WHAT TO WORK ON: All material below is to be reproduced exactly.

RECORDS FOR THIS EXERCISE:
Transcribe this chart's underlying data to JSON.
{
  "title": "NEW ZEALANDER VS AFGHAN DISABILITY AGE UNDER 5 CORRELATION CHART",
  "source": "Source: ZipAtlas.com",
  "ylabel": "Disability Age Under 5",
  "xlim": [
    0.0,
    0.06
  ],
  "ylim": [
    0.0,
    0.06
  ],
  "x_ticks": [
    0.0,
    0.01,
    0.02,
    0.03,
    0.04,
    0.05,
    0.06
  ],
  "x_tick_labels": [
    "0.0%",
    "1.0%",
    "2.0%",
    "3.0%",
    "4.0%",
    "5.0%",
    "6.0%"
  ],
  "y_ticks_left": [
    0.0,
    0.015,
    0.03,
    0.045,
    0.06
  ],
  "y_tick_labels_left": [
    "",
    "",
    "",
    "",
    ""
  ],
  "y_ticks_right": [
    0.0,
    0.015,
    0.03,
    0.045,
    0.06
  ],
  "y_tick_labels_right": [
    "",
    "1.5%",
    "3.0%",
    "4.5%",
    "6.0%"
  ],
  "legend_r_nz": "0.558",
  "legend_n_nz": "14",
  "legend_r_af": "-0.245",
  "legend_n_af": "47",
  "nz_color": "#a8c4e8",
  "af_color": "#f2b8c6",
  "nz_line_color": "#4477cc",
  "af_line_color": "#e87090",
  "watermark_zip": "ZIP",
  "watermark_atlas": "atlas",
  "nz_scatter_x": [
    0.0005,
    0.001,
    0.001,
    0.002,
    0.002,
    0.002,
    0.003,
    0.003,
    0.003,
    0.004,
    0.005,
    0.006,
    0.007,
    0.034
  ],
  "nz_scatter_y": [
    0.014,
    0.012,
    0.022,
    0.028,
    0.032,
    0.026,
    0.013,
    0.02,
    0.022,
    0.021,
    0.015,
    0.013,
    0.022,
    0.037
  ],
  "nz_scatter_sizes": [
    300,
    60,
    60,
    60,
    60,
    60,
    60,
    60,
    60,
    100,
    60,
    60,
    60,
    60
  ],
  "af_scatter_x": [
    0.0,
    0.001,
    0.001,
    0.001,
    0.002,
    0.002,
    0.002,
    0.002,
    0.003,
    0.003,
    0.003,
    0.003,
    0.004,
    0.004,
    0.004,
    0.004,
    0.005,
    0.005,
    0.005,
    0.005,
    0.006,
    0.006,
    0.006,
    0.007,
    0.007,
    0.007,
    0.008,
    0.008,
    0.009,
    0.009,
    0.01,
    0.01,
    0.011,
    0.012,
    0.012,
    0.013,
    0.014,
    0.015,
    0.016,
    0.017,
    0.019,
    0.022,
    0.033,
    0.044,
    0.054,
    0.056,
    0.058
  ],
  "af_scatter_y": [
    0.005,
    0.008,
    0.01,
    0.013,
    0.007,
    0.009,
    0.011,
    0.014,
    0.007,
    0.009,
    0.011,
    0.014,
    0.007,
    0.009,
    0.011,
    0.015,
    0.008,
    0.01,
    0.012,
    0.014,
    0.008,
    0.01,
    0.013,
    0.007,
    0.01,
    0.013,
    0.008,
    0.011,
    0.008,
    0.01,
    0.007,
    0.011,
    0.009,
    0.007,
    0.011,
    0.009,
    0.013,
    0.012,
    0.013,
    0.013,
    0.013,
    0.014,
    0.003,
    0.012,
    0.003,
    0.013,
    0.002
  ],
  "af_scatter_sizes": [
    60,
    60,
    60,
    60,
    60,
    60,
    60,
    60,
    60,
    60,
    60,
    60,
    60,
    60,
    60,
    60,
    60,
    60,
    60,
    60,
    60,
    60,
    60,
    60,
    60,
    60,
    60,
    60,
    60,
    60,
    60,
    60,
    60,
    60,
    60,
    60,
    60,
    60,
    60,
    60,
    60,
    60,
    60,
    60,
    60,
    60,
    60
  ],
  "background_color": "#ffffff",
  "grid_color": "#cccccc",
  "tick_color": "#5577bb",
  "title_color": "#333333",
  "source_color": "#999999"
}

SOLUTION TO THE EXERCISE:
Transcribe this chart's underlying data to JSON.
{
  "title": "NEW ZEALANDER VS AFGHAN DISABILITY AGE UNDER 5 CORRELATION CHART",
  "source": "Source: ZipAtlas.com",
  "ylabel": "Disability Age Under 5",
  "xlim": [
    0.0,
    0.06
  ],
  "ylim": [
    0.0,
    0.06
  ],
  "x_ticks": [
    0.0,
    0.01,
    0.02,
    0.03,
    0.04,
    0.05,
    0.06
  ],
  "x_tick_labels": [
    "0.0%",
    "1.0%",
    "2.0%",
    "3.0%",
    "4.0%",
    "5.0%",
    "6.0%"
  ],
  "y_ticks_left": [
    0.0,
    0.015,
    0.03,
    0.045,
    0.06
  ],
  "y_tick_labels_left": [
    "",
    "",
    "",
    "",
    ""
  ],
  "y_ticks_right": [
    0.0,
    0.015,
    0.03,
    0.045,
    0.06
  ],
  "y_tick_labels_right": [
    "",
    "1.5%",
    "3.0%",
    "4.5%",
    "6.0%"
  ],
  "legend_r_nz": "0.558",
  "legend_n_nz": "14",
  "legend_r_af": "-0.245",
  "legend_n_af": "47",
  "nz_color": "#a8c4e8",
  "af_color": "#f2b8c6",
  "nz_line_color": "#4477cc",
  "af_line_color": "#e87090",
  "watermark_zip": "ZIP",
  "watermark_atlas": "atlas",
  "nz_scatter_x": [
    0.0005,
    0.001,
    0.001,
    0.002,
    0.002,
    0.002,
    0.003,
    0.003,
    0.003,
    0.004,
    0.005,
    0.006,
    0.007,
    0.034
  ],
  "nz_scatter_y": [
    0.014,
    0.012,
    0.022,
    0.028,
    0.032,
    0.026,
    0.013,
    0.02,
    0.022,
    0.021,
    0.015,
    0.013,
    0.022,
    0.037
  ],
  "nz_scatter_sizes": [
    300,
    60,
    60,
    60,
    60,
    60,
    60,
    60,
    60,
    100,
    60,
    60,
    60,
    60
  ],
  "af_scatter_x": [
    0.0,
    0.001,
    0.001,
    0.001,
    0.002,
    0.002,
    0.002,
    0.002,
    0.003,
    0.003,
    0.003,
    0.003,
    0.004,
    0.004,
    0.004,
    0.004,
    0.005,
    0.005,
    0.005,
    0.005,
    0.006,
    0.006,
    0.006,
    0.007,
    0.007,
    0.007,
    0.008,
    0.008,
    0.009,
    0.009,
    0.01,
    0.01,
    0.011,
    0.012,
    0.012,
    0.013,
    0.014,
    0.015,
    0.016,
    0.017,
    0.019,
    0.022,
    0.033,
    0.044,
    0.054,
    0.056,
    0.058
  ],
  "af_scatter_y": [
    0.005,
    0.008,
    0.01,
    0.013,
    0.007,
    0.009,
    0.011,
    0.014,
    0.007,
    0.009,
    0.011,
    0.014,
    0.007,
    0.009,
    0.011,
    0.015,
    0.008,
    0.01,
    0.012,
    0.014,
    0.008,
    0.01,
    0.013,
    0.007,
    0.01,
    0.013,
    0.008,
    0.011,
    0.008,
    0.01,
    0.007,
    0.011,
    0.009,
    0.007,
    0.011,
    0.009,
    0.013,
    0.012,
    0.013,
    0.013,
    0.013,
    0.014,
    0.003,
    0.012,
    0.003,
    0.013,
    0.002
  ],
  "af_scatter_sizes": [
    60,
    60,
    60,
    60,
    60,
    60,
    60,
    60,
    60,
    60,
    60,
    60,
    60,
    60,
    60,
    60,
    60,
    60,
    60,
    60,
    60,
    60,
    60,
    60,
    60,
    60,
    60,
    60,
    60,
    60,
    60,
    60,
    60,
    60,
    60,
    60,
    60,
    60,
    60,
    60,
    60,
    60,
    60,
    60,
    60,
    60,
    60
  ],
  "background_color": "#ffffff",
  "grid_color": "#cccccc",
  "tick_color": "#5577bb",
  "title_color": "#333333",
  "source_color": "#999999"
}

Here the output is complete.